§ **Brief**: Quote the records beneath, complete and exact. Leave out images.

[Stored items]
═══

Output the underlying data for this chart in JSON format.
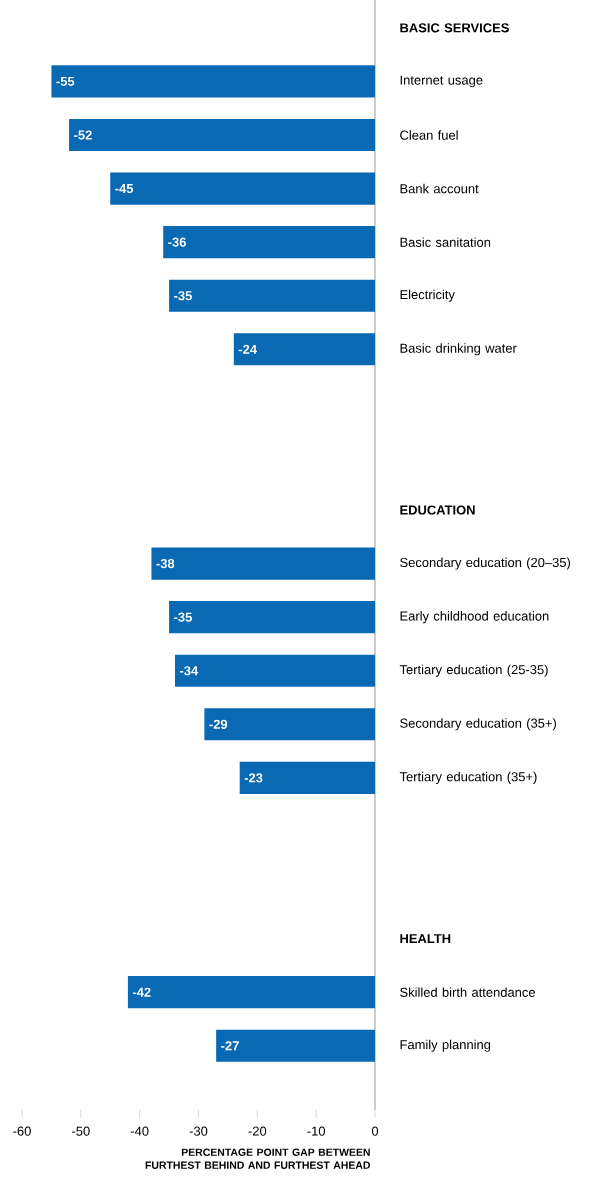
{
  "chart_data": {
    "type": "bar",
    "orientation": "horizontal",
    "categories": [
      "BASIC SERVICES",
      "Internet usage",
      "Clean fuel",
      "Bank account",
      "Basic sanitation",
      "Electricity",
      "Basic drinking water",
      null,
      null,
      "EDUCATION",
      "Secondary education (20–35)",
      "Early childhood education",
      "Tertiary education (25-35)",
      "Secondary education (35+)",
      "Tertiary education (35+)",
      null,
      null,
      "HEALTH",
      "Skilled birth attendance",
      "Family planning"
    ],
    "values": [
      null,
      -55,
      -52,
      -45,
      -36,
      -35,
      -24,
      null,
      null,
      null,
      -38,
      -35,
      -34,
      -29,
      -23,
      null,
      null,
      null,
      -42,
      -27
    ],
    "color": "#0a69b3",
    "data_labels": true,
    "xlim": [
      -60,
      0
    ],
    "xticks": [
      -60,
      -50,
      -40,
      -30,
      -20,
      -10,
      0
    ],
    "xlabel": "PERCENTAGE POINT GAP BETWEEN FURTHEST BEHIND AND FURTHEST AHEAD",
    "grid": false
  }
}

═══

§ **Output for this exercise**:
Output the underlying data for this chart in JSON format.
{
  "chart_data": {
    "type": "bar",
    "orientation": "horizontal",
    "categories": [
      "BASIC SERVICES",
      "Internet usage",
      "Clean fuel",
      "Bank account",
      "Basic sanitation",
      "Electricity",
      "Basic drinking water",
      null,
      null,
      "EDUCATION",
      "Secondary education (20–35)",
      "Early childhood education",
      "Tertiary education (25-35)",
      "Secondary education (35+)",
      "Tertiary education (35+)",
      null,
      null,
      "HEALTH",
      "Skilled birth attendance",
      "Family planning"
    ],
    "values": [
      null,
      -55,
      -52,
      -45,
      -36,
      -35,
      -24,
      null,
      null,
      null,
      -38,
      -35,
      -34,
      -29,
      -23,
      null,
      null,
      null,
      -42,
      -27
    ],
    "color": "#0a69b3",
    "data_labels": true,
    "xlim": [
      -60,
      0
    ],
    "xticks": [
      -60,
      -50,
      -40,
      -30,
      -20,
      -10,
      0
    ],
    "xlabel": "PERCENTAGE POINT GAP BETWEEN FURTHEST BEHIND AND FURTHEST AHEAD",
    "grid": false
  }
}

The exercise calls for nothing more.